%%

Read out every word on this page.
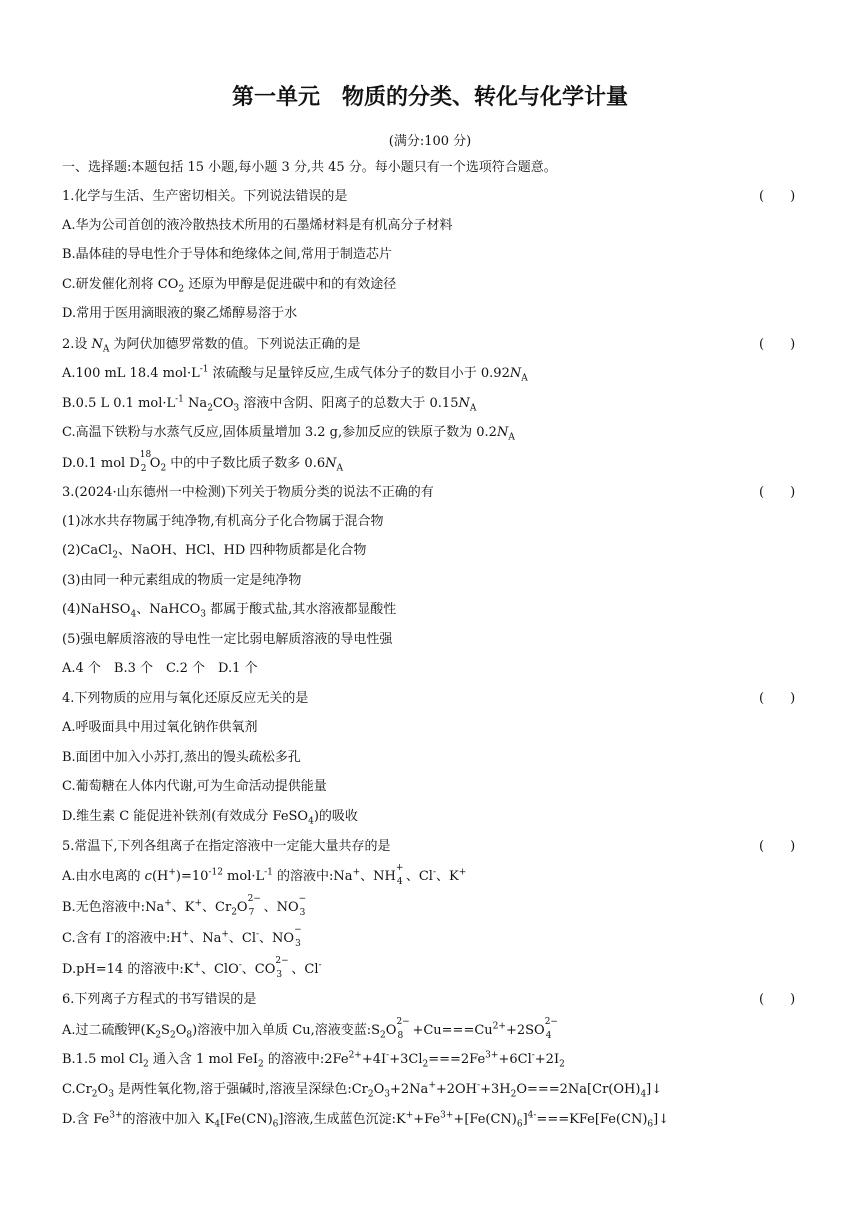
第一单元　物质的分类、转化与化学计量
(满分:100 分)
一、选择题:本题包括 15 小题,每小题 3 分,共 45 分。每小题只有一个选项符合题意。
1.化学与生活、生产密切相关。下列说法错误的是	(　　)
A.华为公司首创的液冷散热技术所用的石墨烯材料是有机高分子材料
B.晶体硅的导电性介于导体和绝缘体之间,常用于制造芯片
C.研发催化剂将 $CO_2$ 还原为甲醇是促进碳中和的有效途径
D.常用于医用滴眼液的聚乙烯醇易溶于水
2.设 $N_A$ 为阿伏加德罗常数的值。下列说法正确的是	(　　)
A.100 mL 18.4 $mol\cdot L^{-1}$ 浓硫酸与足量锌反应,生成气体分子的数目小于 $0.92N_A$
B.0.5 L 0.1 $mol\cdot L^{-1}$ $Na_2CO_3$ 溶液中含阴、阳离子的总数大于 $0.15N_A$
C.高温下铁粉与水蒸气反应,固体质量增加 3.2 g,参加反应的铁原子数为 $0.2N_A$
D.0.1 mol D
18
2 $O_2$ 中的中子数比质子数多 $0.6N_A$
3.(2024·山东德州一中检测)下列关于物质分类的说法不正确的有	(　　)
(1)冰水共存物属于纯净物,有机高分子化合物属于混合物
(2)CaCl$_2$、NaOH、HCl、HD 四种物质都是化合物
(3)由同一种元素组成的物质一定是纯净物
(4)NaHSO$_4$、NaHCO$_3$ 都属于酸式盐,其水溶液都显酸性
(5)强电解质溶液的导电性一定比弱电解质溶液的导电性强
A.4 个　B.3 个　C.2 个　D.1 个
4.下列物质的应用与氧化还原反应无关的是	(　　)
A.呼吸面具中用过氧化钠作供氧剂
B.面团中加入小苏打,蒸出的馒头疏松多孔
C.葡萄糖在人体内代谢,可为生命活动提供能量
D.维生素 C 能促进补铁剂(有效成分 FeSO$_4$)的吸收
5.常温下,下列各组离子在指定溶液中一定能大量共存的是	(　　)
A.由水电离的 $c(H^+)=10^{-12}$ $mol\cdot L^{-1}$ 的溶液中:Na+、NH
+
4 、Cl-、K+
B.无色溶液中:Na+、K+、$Cr_2O$
2−
7 、NO
−
3
C.含有 I-的溶液中:H+、Na+、Cl-、NO
−
3
D.pH=14 的溶液中:K+、ClO-、CO
2−
3 、Cl-
6.下列离子方程式的书写错误的是	(　　)
A.过二硫酸钾$(K_2S_2O_8)$溶液中加入单质 Cu,溶液变蓝$:S_2O$
2−
$8 +Cu===Cu^{2+}+2SO$
2−
4
B.1.5 mol $Cl_2$ 通入含 1 mol FeI$_2$ 的溶液中$:2Fe^{2+}+4I^-+3Cl_2===2Fe^{3+}+6Cl^-+2I_2$
$C.Cr_2O_3$ 是两性氧化物,溶于强碱时,溶液呈深绿色$:Cr_2O_3+2Na^++2OH^-+3H_2O===2Na[Cr(OH)_4]↓$
D.含 $Fe^{3+}$的溶液中加入 $K_4[Fe(CN)_6]$溶液,生成蓝色沉淀$:K^++Fe^{3+}+[Fe(CN)_6]^{4-}===KFe[Fe(CN)_6]↓$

%%

Job - Copy out each line of the listing that holds "cdot".

Response to this exercise -
A.100 mL 18.4 $mol\cdot L^{-1}$ 浓硫酸与足量锌反应,生成气体分子的数目小于 $0.92N_A$
B.0.5 L 0.1 $mol\cdot L^{-1}$ $Na_2CO_3$ 溶液中含阴、阳离子的总数大于 $0.15N_A$
A.由水电离的 $c(H^+)=10^{-12}$ $mol\cdot L^{-1}$ 的溶液中:Na+、NH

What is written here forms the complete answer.